● **Problem**:
Transcribe the entries below exactly; leave every image out.

● **Data provided**:

* start *

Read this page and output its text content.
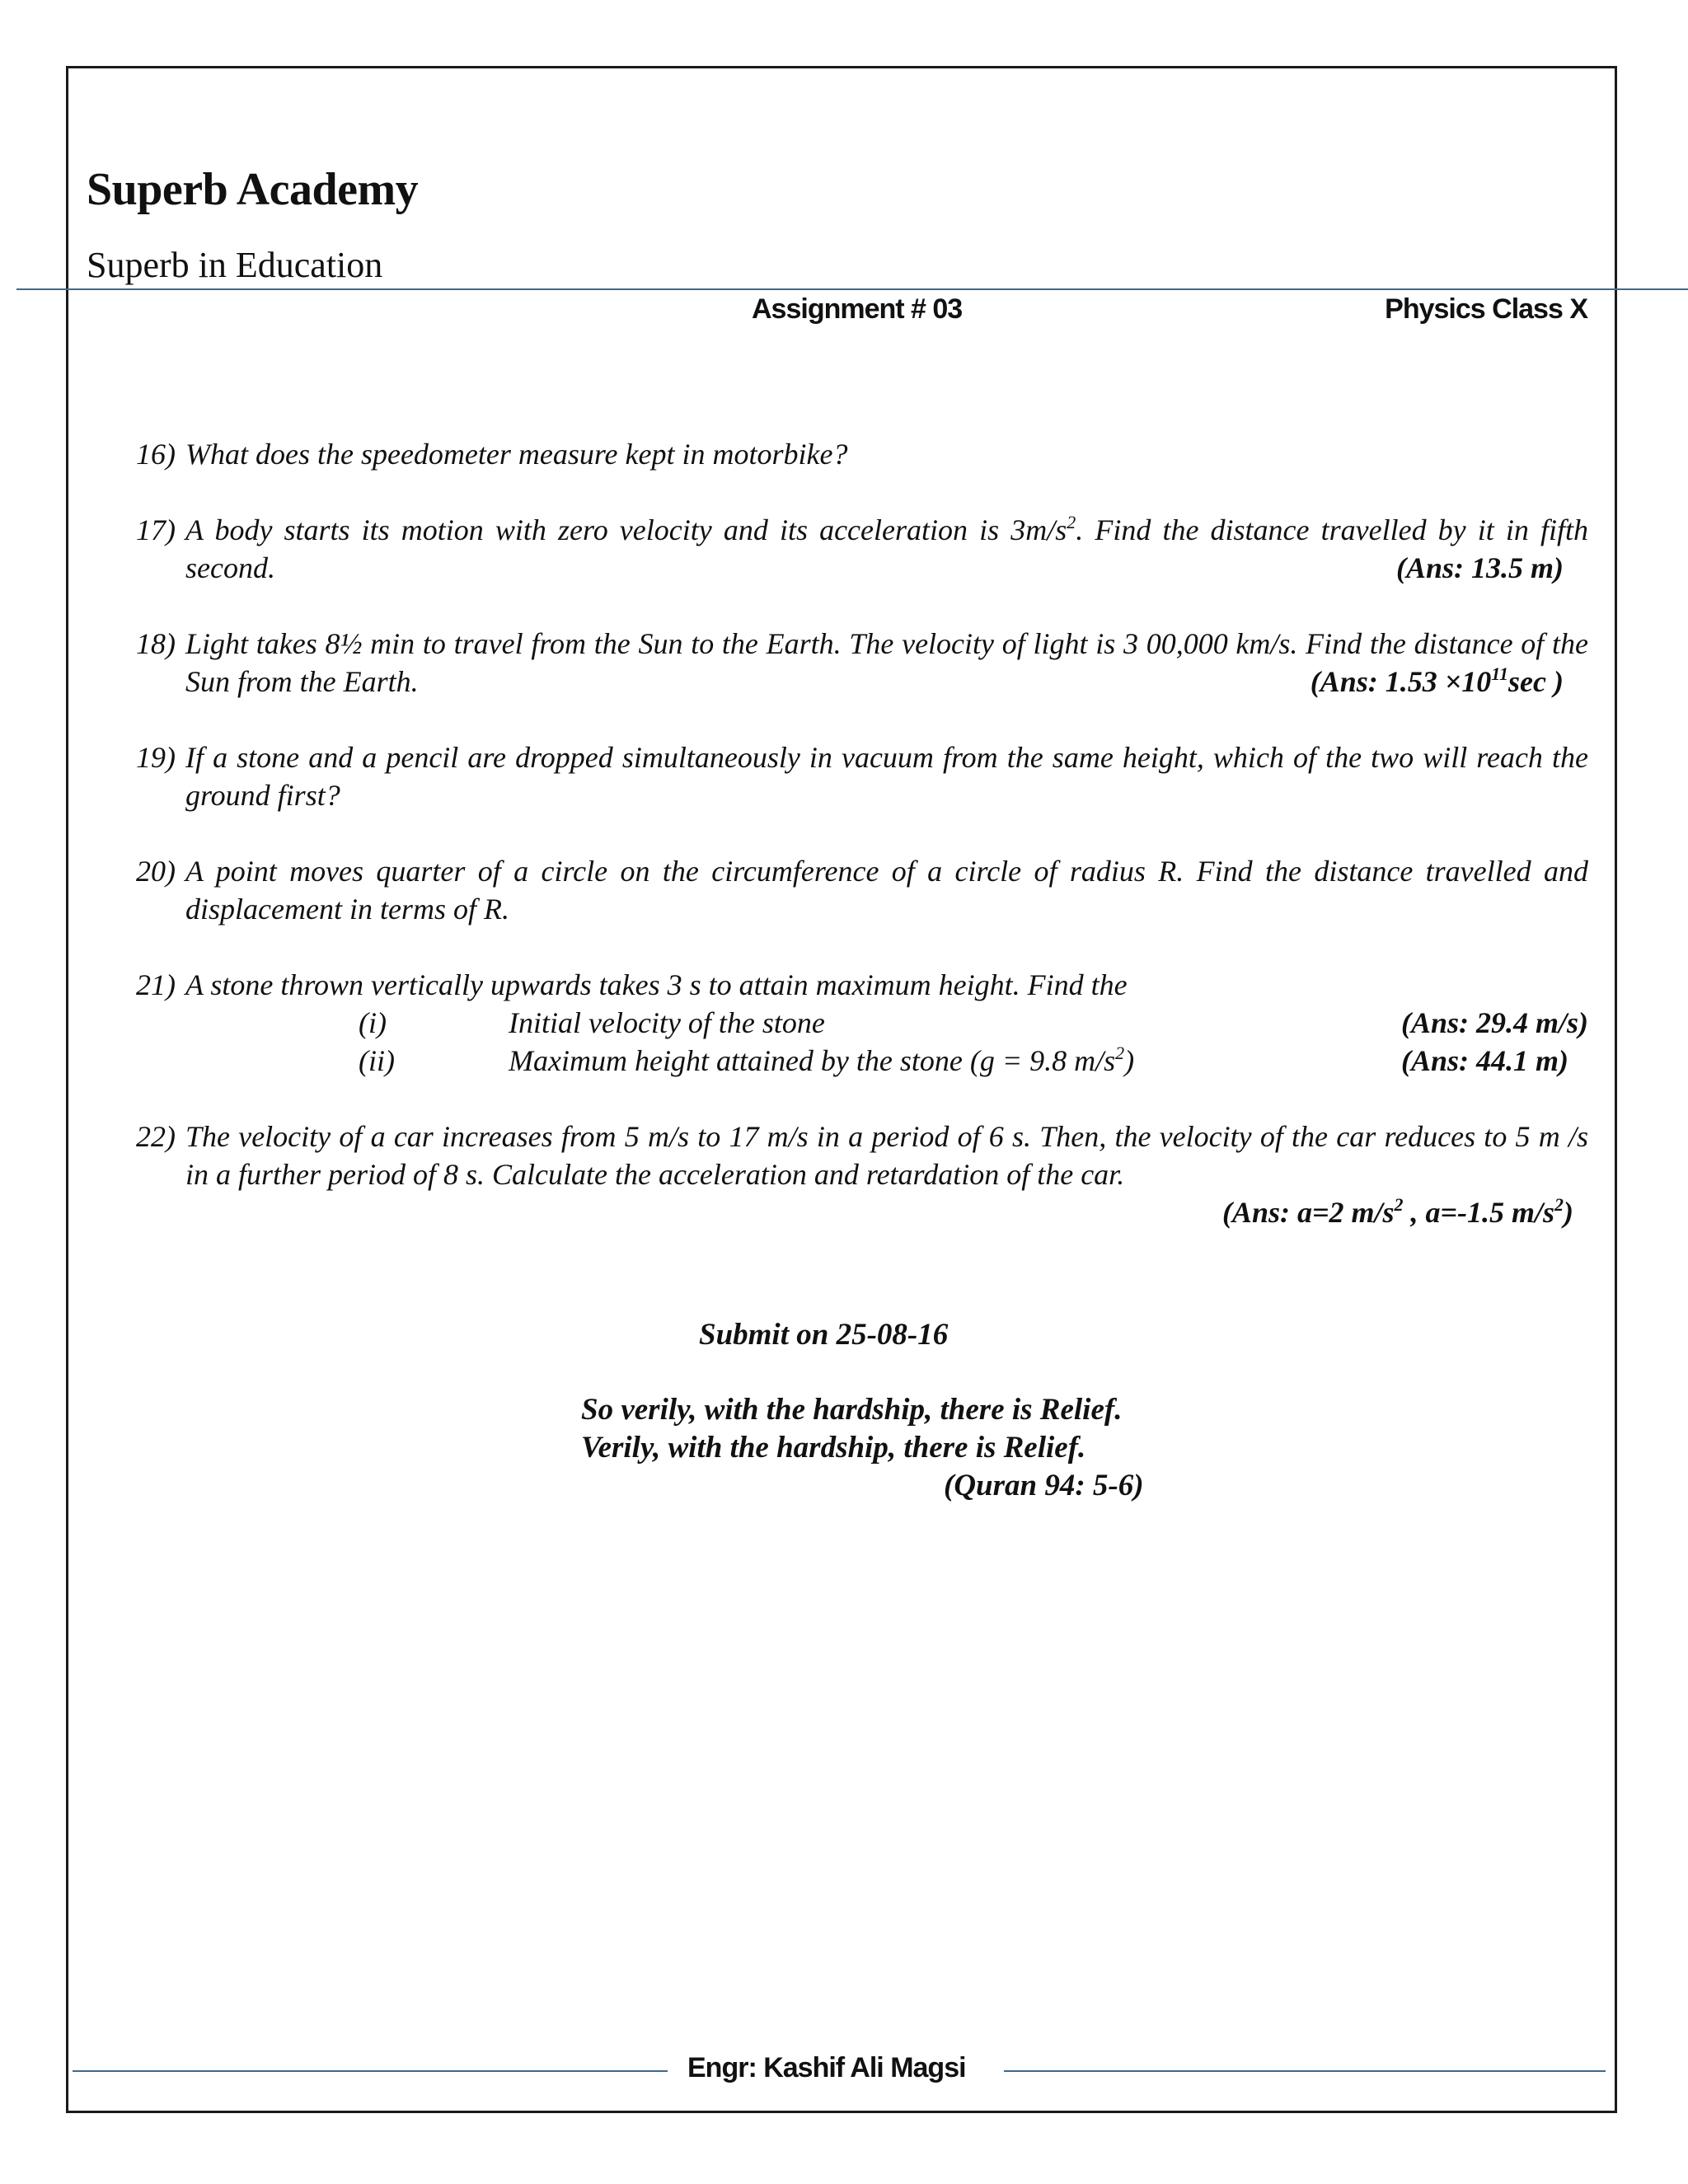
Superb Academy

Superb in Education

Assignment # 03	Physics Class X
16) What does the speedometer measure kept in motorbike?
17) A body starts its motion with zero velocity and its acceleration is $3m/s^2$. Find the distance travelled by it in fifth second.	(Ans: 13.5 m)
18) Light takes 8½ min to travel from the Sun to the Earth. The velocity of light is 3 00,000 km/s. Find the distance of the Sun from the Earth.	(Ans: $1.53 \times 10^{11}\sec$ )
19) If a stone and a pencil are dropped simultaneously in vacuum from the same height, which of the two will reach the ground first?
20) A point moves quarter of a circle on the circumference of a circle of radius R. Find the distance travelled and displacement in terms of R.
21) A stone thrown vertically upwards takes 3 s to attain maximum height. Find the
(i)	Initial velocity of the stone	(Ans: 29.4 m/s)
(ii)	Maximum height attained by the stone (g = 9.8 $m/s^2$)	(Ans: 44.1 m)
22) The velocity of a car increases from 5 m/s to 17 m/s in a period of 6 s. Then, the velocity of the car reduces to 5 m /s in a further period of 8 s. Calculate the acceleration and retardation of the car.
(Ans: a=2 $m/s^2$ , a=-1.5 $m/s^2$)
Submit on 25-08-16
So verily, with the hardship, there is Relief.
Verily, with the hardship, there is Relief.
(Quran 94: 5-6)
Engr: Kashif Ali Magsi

* end *

● **Result**:
Read this page and output its text content.
Superb Academy

Superb in Education

Assignment # 03	Physics Class X
16) What does the speedometer measure kept in motorbike?
17) A body starts its motion with zero velocity and its acceleration is $3m/s^2$. Find the distance travelled by it in fifth second.	(Ans: 13.5 m)
18) Light takes 8½ min to travel from the Sun to the Earth. The velocity of light is 3 00,000 km/s. Find the distance of the Sun from the Earth.	(Ans: $1.53 \times 10^{11}\sec$ )
19) If a stone and a pencil are dropped simultaneously in vacuum from the same height, which of the two will reach the ground first?
20) A point moves quarter of a circle on the circumference of a circle of radius R. Find the distance travelled and displacement in terms of R.
21) A stone thrown vertically upwards takes 3 s to attain maximum height. Find the
(i)	Initial velocity of the stone	(Ans: 29.4 m/s)
(ii)	Maximum height attained by the stone (g = 9.8 $m/s^2$)	(Ans: 44.1 m)
22) The velocity of a car increases from 5 m/s to 17 m/s in a period of 6 s. Then, the velocity of the car reduces to 5 m /s in a further period of 8 s. Calculate the acceleration and retardation of the car.
(Ans: a=2 $m/s^2$ , a=-1.5 $m/s^2$)
Submit on 25-08-16
So verily, with the hardship, there is Relief.
Verily, with the hardship, there is Relief.
(Quran 94: 5-6)
Engr: Kashif Ali Magsi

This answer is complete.